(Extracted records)
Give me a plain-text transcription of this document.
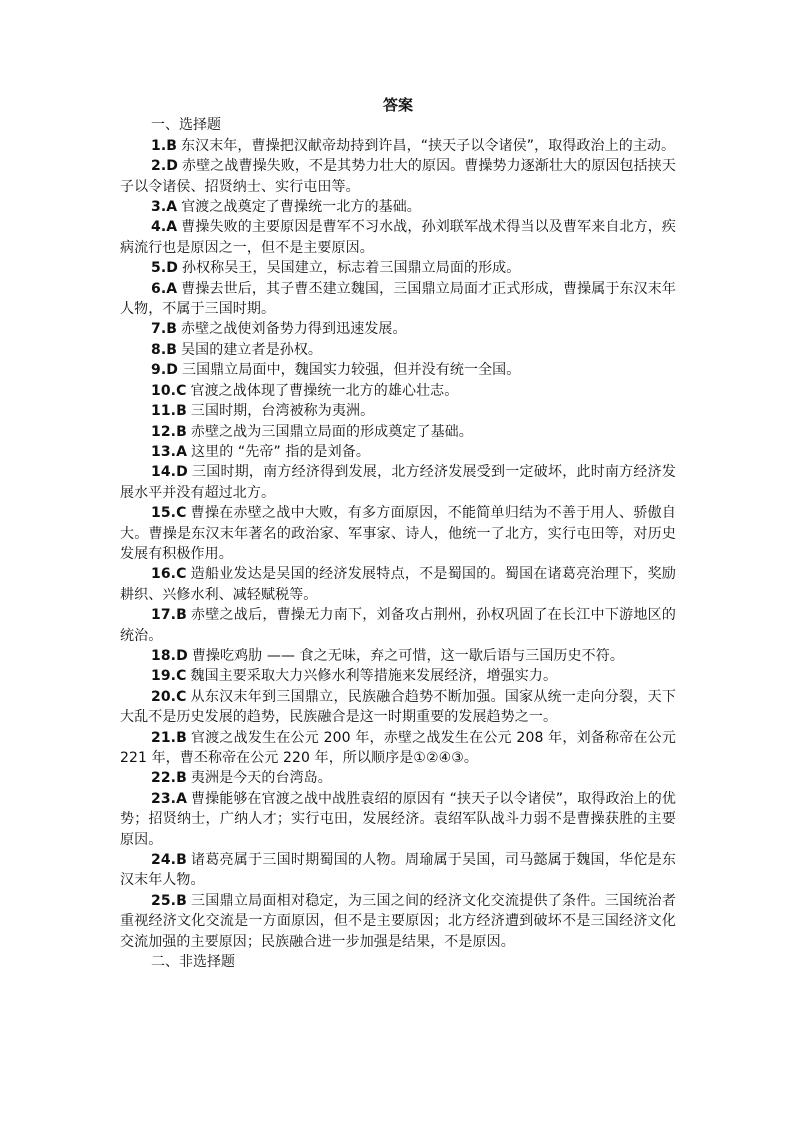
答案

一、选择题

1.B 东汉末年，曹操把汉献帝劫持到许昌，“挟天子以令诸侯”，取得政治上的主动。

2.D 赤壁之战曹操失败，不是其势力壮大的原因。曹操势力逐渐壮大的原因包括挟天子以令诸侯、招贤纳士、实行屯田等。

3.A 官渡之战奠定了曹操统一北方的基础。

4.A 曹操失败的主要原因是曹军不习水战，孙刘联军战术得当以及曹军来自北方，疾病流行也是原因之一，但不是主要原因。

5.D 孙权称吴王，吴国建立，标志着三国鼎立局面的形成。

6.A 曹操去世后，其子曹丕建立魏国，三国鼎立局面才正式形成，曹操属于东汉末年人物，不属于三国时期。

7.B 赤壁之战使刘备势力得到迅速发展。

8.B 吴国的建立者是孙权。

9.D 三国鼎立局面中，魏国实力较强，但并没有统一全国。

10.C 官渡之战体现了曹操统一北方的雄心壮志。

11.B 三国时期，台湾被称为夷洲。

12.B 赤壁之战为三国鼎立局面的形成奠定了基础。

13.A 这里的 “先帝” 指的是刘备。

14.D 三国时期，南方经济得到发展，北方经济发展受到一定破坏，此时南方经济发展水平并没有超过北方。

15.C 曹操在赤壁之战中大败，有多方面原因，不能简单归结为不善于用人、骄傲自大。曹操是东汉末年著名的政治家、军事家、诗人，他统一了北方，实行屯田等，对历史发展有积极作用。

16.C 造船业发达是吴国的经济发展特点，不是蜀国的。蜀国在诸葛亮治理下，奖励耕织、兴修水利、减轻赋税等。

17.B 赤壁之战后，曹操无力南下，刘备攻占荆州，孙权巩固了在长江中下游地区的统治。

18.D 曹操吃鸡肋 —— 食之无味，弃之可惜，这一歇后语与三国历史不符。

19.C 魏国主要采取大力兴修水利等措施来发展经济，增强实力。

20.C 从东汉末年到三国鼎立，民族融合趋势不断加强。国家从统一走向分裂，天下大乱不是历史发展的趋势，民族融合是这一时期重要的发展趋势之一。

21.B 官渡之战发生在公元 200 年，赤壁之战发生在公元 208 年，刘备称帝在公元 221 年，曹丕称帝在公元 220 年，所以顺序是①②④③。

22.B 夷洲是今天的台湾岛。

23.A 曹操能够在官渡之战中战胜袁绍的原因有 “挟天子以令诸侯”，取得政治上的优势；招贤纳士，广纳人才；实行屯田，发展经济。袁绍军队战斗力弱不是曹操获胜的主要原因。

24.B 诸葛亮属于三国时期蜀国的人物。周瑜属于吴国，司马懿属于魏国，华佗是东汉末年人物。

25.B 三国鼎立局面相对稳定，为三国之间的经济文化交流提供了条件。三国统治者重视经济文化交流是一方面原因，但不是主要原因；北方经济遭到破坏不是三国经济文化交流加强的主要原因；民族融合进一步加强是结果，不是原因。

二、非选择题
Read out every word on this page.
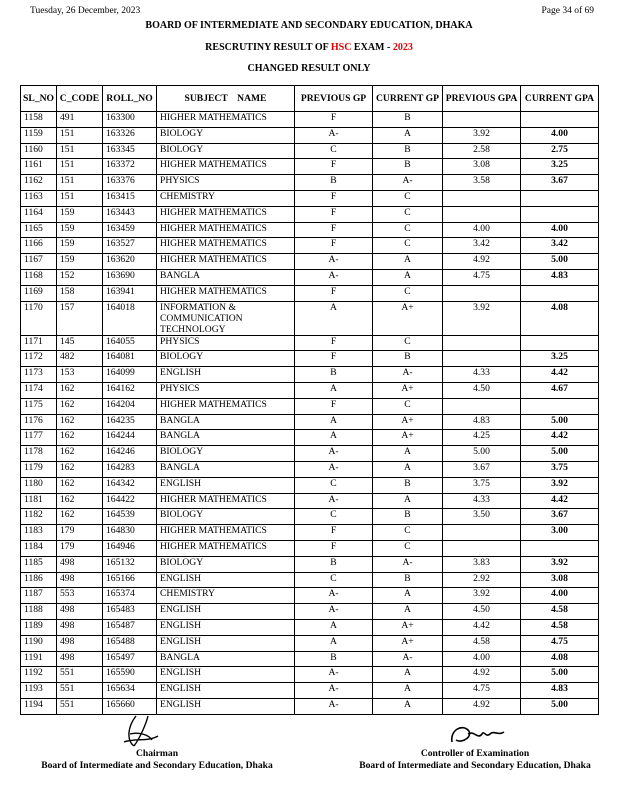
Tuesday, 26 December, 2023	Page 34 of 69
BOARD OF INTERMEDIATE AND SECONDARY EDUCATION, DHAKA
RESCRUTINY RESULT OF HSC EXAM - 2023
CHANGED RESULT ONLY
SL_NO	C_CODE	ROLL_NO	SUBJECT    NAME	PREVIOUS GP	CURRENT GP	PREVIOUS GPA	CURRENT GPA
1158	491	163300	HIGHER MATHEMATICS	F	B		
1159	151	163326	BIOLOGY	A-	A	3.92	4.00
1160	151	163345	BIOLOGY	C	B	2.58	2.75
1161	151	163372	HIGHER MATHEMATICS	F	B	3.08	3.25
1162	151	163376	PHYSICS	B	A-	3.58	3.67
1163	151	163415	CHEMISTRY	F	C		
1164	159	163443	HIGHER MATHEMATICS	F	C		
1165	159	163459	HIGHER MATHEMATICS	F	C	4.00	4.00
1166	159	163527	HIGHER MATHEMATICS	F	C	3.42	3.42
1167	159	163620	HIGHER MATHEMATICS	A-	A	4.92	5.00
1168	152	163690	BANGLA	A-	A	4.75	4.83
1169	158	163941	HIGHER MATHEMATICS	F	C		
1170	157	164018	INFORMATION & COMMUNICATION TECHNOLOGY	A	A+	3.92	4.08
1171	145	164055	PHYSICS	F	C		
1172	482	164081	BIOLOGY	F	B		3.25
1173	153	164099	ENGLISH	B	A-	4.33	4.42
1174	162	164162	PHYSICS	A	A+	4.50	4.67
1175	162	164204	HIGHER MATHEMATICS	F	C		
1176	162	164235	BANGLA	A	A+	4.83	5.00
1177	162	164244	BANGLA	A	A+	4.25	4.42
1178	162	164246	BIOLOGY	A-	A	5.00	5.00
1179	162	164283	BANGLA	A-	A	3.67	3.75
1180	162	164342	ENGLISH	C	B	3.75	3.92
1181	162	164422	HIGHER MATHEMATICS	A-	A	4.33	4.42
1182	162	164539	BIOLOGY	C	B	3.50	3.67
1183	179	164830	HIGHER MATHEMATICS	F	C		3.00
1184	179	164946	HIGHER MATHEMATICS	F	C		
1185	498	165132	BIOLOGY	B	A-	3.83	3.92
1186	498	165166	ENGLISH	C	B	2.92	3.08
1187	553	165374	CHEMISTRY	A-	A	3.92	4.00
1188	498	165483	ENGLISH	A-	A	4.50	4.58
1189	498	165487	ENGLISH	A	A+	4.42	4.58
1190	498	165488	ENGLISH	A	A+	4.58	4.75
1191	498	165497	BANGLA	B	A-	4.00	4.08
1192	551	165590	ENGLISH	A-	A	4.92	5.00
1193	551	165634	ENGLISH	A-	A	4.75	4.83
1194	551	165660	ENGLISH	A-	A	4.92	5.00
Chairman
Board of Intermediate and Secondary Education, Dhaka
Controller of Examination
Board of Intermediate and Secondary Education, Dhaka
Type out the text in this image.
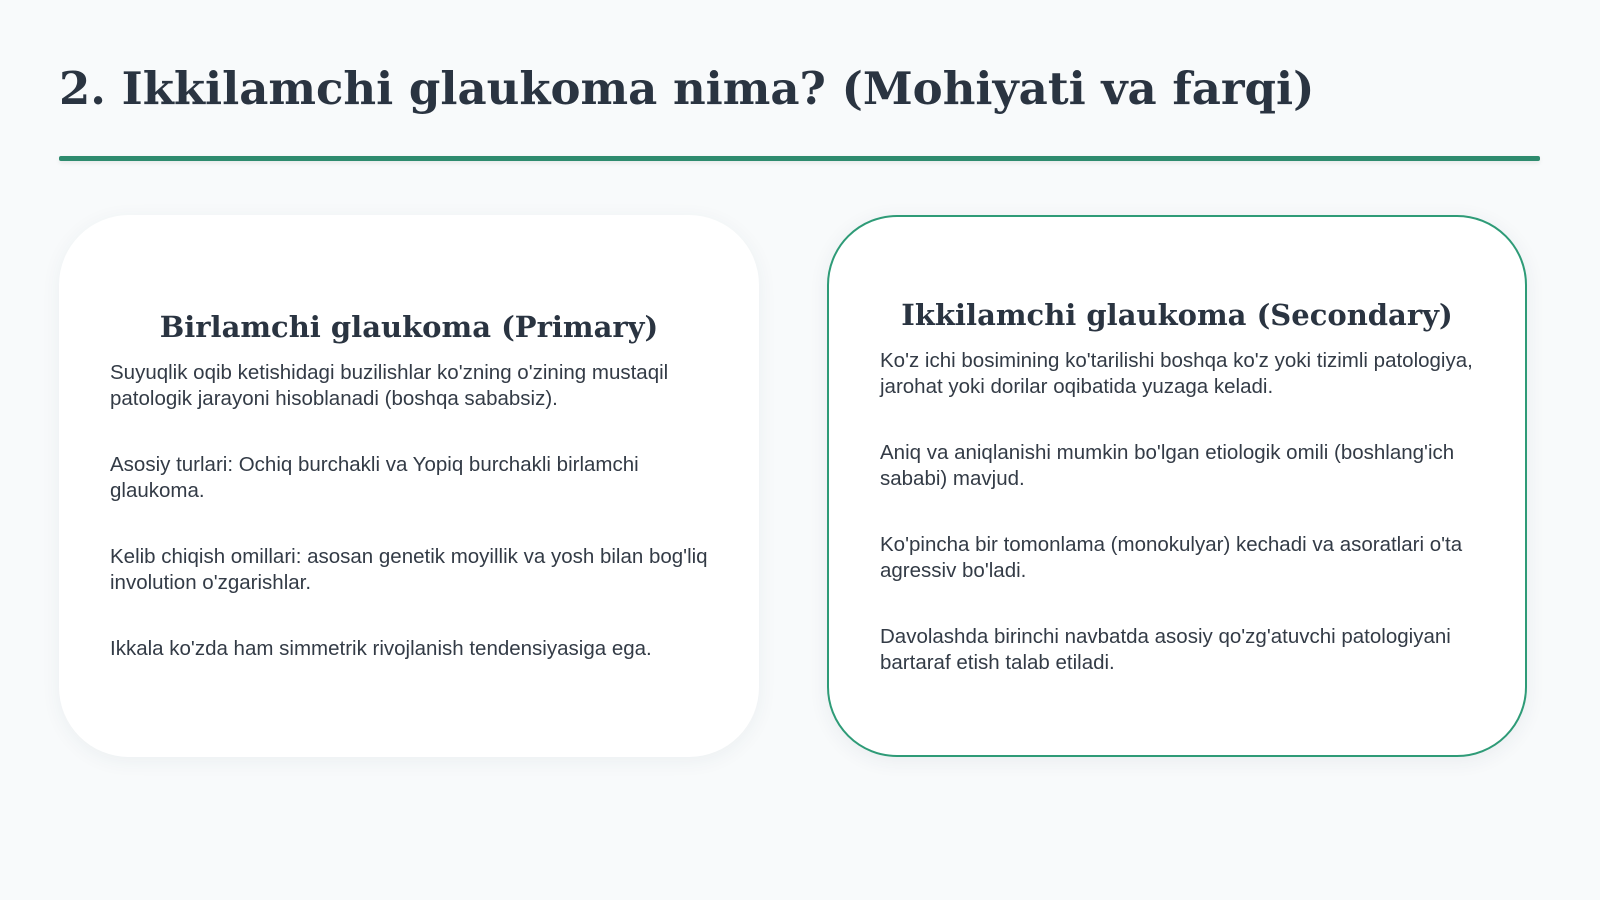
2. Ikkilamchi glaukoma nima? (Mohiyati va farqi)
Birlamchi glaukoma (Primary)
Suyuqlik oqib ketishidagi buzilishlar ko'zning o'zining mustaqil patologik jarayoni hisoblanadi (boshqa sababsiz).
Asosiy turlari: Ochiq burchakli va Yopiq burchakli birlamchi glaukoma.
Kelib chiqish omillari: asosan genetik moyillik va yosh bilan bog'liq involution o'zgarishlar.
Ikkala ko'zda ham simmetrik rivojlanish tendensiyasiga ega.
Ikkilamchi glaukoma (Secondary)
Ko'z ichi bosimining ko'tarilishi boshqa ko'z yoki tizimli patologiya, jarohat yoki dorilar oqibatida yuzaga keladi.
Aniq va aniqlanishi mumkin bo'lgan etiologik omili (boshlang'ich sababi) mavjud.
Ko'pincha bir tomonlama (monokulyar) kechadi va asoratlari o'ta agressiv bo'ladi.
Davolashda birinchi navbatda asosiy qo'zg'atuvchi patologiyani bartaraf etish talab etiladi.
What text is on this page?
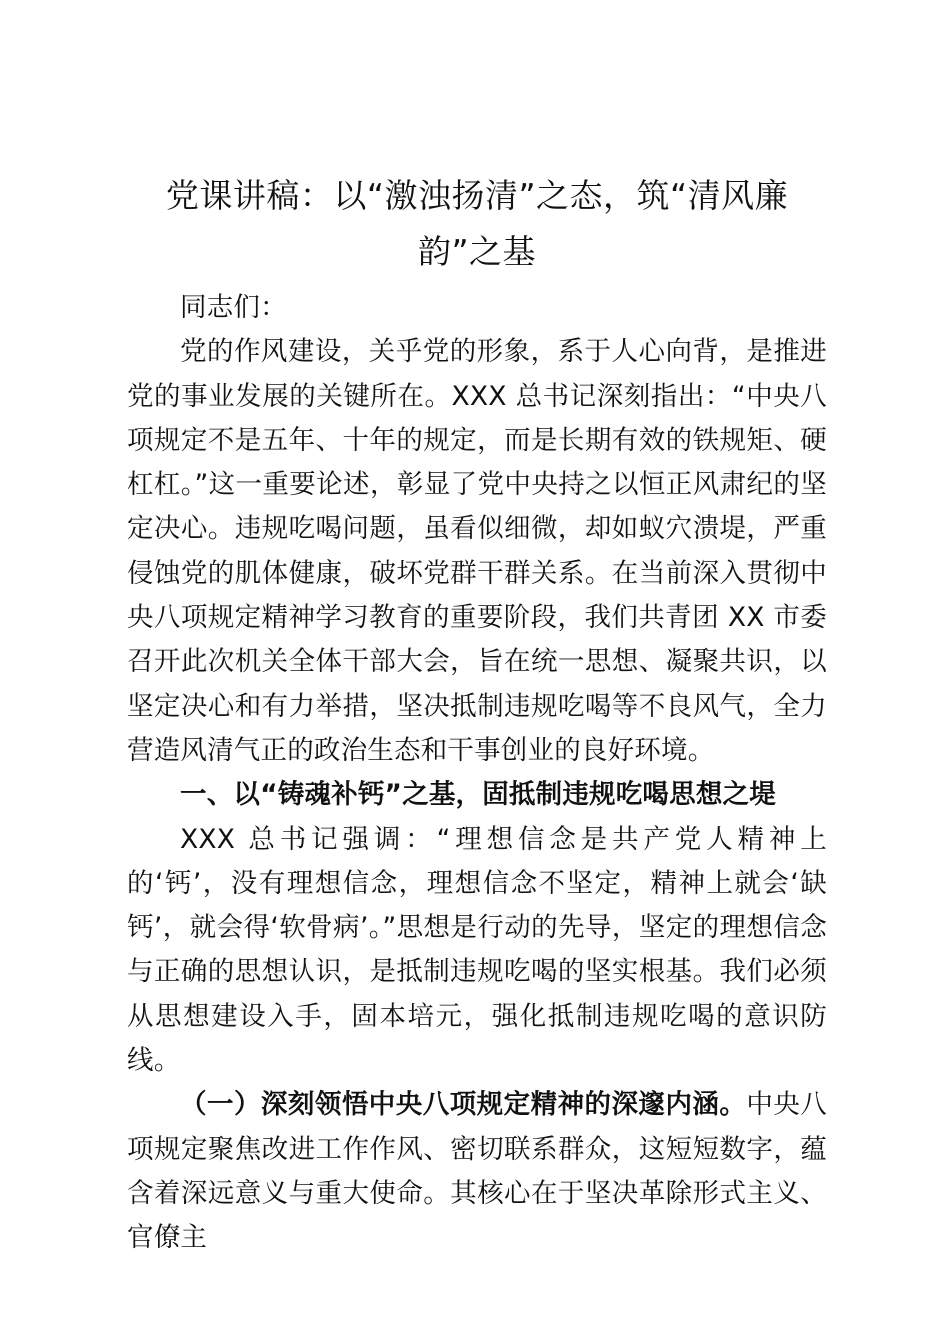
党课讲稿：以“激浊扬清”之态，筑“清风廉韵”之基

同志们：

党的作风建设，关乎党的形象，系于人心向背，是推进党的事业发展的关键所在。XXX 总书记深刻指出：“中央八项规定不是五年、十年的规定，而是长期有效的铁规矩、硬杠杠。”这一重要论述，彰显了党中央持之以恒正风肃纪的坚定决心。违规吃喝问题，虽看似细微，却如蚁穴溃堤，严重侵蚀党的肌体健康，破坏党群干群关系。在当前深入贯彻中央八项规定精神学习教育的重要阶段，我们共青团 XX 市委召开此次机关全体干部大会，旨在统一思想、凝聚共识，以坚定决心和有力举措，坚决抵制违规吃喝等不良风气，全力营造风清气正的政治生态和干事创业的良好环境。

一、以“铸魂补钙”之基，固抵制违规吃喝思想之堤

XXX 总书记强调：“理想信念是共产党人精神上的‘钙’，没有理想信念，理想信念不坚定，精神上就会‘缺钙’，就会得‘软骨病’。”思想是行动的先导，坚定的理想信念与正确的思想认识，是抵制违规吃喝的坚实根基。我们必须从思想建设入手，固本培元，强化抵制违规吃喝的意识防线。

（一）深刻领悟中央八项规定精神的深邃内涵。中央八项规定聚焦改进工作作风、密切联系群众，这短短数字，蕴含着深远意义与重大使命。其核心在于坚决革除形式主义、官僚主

● **AIM OF THE EXERCISE**
Copy out every line of the material above that mentions the word "BANGLA".

● **EXPECTED ANSWER**
1168	152	163690	BANGLA	A-	A	4.75	4.83
1176	162	164235	BANGLA	A	A+	4.83	5.00
1177	162	164244	BANGLA	A	A+	4.25	4.42
1179	162	164283	BANGLA	A-	A	3.67	3.75
1191	498	165497	BANGLA	B	A-	4.00	4.08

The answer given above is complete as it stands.